··· Page

La Cour de cassation s'est prononcée à plusieurs reprises sur ce sujet au début des années 2000 : en droit pénal, le fœtus n'existe pas et sa mort ne peut être reprochée à personne. En 2001, dans une affaire similaire, la haute juridiction avait rejeté un pourvoi. À l'époque, un automobiliste avait blessé une femme enceinte de six mois, qui avait, elle aussi, perdu son bébé à la suite du choc. Les juges s'étaient opposés « à ce que l'incrimination prévue par l'article 221-6 du code pénal soit étendue au cas de l'enfant à naître, dont le régime juridique relève de textes particuliers sur l'embryon ou le fœtus ».
La Cour de cassation s'était fondée sur « une interprétation stricte de la loi pénale ». Le droit pourrait se montrer plus cohérent et plus honnête : c'est un fait que Mila n'aurait pas perdu son bébé si l'accident n'avait pas eu lieu. En reconnaissant un fœtus comme une personne juridique, les juges craignent que les opposants au droit à l'avortement trouvent une faille pour remettre en cause la loi Veil de 1975.
Cette position devient intenable, alors que la lutte contre les homicides routiers s'intensifie : le 27 mars, le Sénat adoptait en première lecture une proposition de loi trans-partisane disant que la qualification involontaire est inadaptée dans le contexte de la violence routière. Le fait qu'un chauffard ne puisse pas être poursuivi pour la mort d'un fœtus n'est plus compris par la société.

······
··· Données à traiter

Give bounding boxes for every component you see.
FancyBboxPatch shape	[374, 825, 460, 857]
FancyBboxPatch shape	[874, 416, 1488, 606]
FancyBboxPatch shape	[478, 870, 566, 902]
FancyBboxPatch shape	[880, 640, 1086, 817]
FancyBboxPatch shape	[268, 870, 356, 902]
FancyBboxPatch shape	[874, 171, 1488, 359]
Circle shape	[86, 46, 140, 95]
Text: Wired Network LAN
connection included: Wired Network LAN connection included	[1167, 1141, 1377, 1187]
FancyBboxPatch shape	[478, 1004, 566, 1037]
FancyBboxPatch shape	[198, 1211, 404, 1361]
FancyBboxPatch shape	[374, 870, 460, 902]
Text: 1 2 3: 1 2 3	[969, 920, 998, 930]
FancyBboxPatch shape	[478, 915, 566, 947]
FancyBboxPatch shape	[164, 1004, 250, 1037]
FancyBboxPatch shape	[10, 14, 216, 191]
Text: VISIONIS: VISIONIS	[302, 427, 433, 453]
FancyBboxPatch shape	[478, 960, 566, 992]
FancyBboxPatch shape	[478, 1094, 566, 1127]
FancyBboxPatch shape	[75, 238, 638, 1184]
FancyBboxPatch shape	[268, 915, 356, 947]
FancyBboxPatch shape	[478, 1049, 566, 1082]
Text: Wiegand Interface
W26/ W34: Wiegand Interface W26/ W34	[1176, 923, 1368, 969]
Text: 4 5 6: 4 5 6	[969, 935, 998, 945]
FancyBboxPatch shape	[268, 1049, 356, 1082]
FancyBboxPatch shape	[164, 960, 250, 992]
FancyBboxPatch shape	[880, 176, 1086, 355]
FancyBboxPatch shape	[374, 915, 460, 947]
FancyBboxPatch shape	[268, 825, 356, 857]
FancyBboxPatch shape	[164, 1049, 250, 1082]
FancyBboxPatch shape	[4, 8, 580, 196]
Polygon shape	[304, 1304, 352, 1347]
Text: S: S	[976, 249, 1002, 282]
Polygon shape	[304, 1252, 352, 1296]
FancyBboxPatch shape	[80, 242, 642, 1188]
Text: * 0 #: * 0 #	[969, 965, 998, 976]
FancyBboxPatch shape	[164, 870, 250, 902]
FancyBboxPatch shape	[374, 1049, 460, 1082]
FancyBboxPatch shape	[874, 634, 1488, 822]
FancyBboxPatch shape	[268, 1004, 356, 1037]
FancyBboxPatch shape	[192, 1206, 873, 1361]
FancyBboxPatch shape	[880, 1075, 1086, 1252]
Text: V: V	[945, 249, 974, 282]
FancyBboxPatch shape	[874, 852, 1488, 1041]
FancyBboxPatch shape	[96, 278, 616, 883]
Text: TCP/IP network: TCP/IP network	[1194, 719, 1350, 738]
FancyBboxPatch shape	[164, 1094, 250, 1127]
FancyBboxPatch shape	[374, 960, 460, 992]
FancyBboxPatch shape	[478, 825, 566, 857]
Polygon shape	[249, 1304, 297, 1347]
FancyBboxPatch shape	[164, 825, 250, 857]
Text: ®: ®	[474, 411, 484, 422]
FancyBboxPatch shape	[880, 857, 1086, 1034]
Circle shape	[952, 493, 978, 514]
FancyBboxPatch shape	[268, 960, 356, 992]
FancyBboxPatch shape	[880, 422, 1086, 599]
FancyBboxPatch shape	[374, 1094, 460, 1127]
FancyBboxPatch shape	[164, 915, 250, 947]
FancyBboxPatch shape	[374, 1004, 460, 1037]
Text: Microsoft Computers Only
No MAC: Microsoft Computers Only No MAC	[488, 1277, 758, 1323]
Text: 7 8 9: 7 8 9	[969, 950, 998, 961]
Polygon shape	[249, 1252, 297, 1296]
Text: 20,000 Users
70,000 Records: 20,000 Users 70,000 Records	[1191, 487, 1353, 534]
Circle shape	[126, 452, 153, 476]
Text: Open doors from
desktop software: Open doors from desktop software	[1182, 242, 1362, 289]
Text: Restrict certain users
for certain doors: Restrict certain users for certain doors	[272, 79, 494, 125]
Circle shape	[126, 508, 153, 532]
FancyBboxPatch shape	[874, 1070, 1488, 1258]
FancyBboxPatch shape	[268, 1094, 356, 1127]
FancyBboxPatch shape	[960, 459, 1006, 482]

······

> [Travail à faire]:
a) Recopiez mot pour mot le passage de la page qui va de « La Cour de cassation s'était » à « par la société. ».
b) Réécrivez les enregistrements depuis leur début jusqu'à la ligne contenant « 1211, 404, 1361] » comprise, en remplaçant « shape » par « forme » et sans toucher au reste.
La page et les enregistrements n'ont aucun rapport entre eux.

> [Réponses dans l'ordre]:
a)
La Cour de cassation s'était fondée sur « une interprétation stricte de la loi pénale ». Le droit pourrait se montrer plus cohérent et plus honnête : c'est un fait que Mila n'aurait pas perdu son bébé si l'accident n'avait pas eu lieu. En reconnaissant un fœtus comme une personne juridique, les juges craignent que les opposants au droit à l'avortement trouvent une faille pour remettre en cause la loi Veil de 1975.
Cette position devient intenable, alors que la lutte contre les homicides routiers s'intensifie : le 27 mars, le Sénat adoptait en première lecture une proposition de loi trans-partisane disant que la qualification involontaire est inadaptée dans le contexte de la violence routière. Le fait qu'un chauffard ne puisse pas être poursuivi pour la mort d'un fœtus n'est plus compris par la société.

b)
Give bounding boxes for every component you see.
FancyBboxPatch forme	[374, 825, 460, 857]
FancyBboxPatch forme	[874, 416, 1488, 606]
FancyBboxPatch forme	[478, 870, 566, 902]
FancyBboxPatch forme	[880, 640, 1086, 817]
FancyBboxPatch forme	[268, 870, 356, 902]
FancyBboxPatch forme	[874, 171, 1488, 359]
Circle forme	[86, 46, 140, 95]
Text: Wired Network LAN
connection included: Wired Network LAN connection included	[1167, 1141, 1377, 1187]
FancyBboxPatch forme	[478, 1004, 566, 1037]
FancyBboxPatch forme	[198, 1211, 404, 1361]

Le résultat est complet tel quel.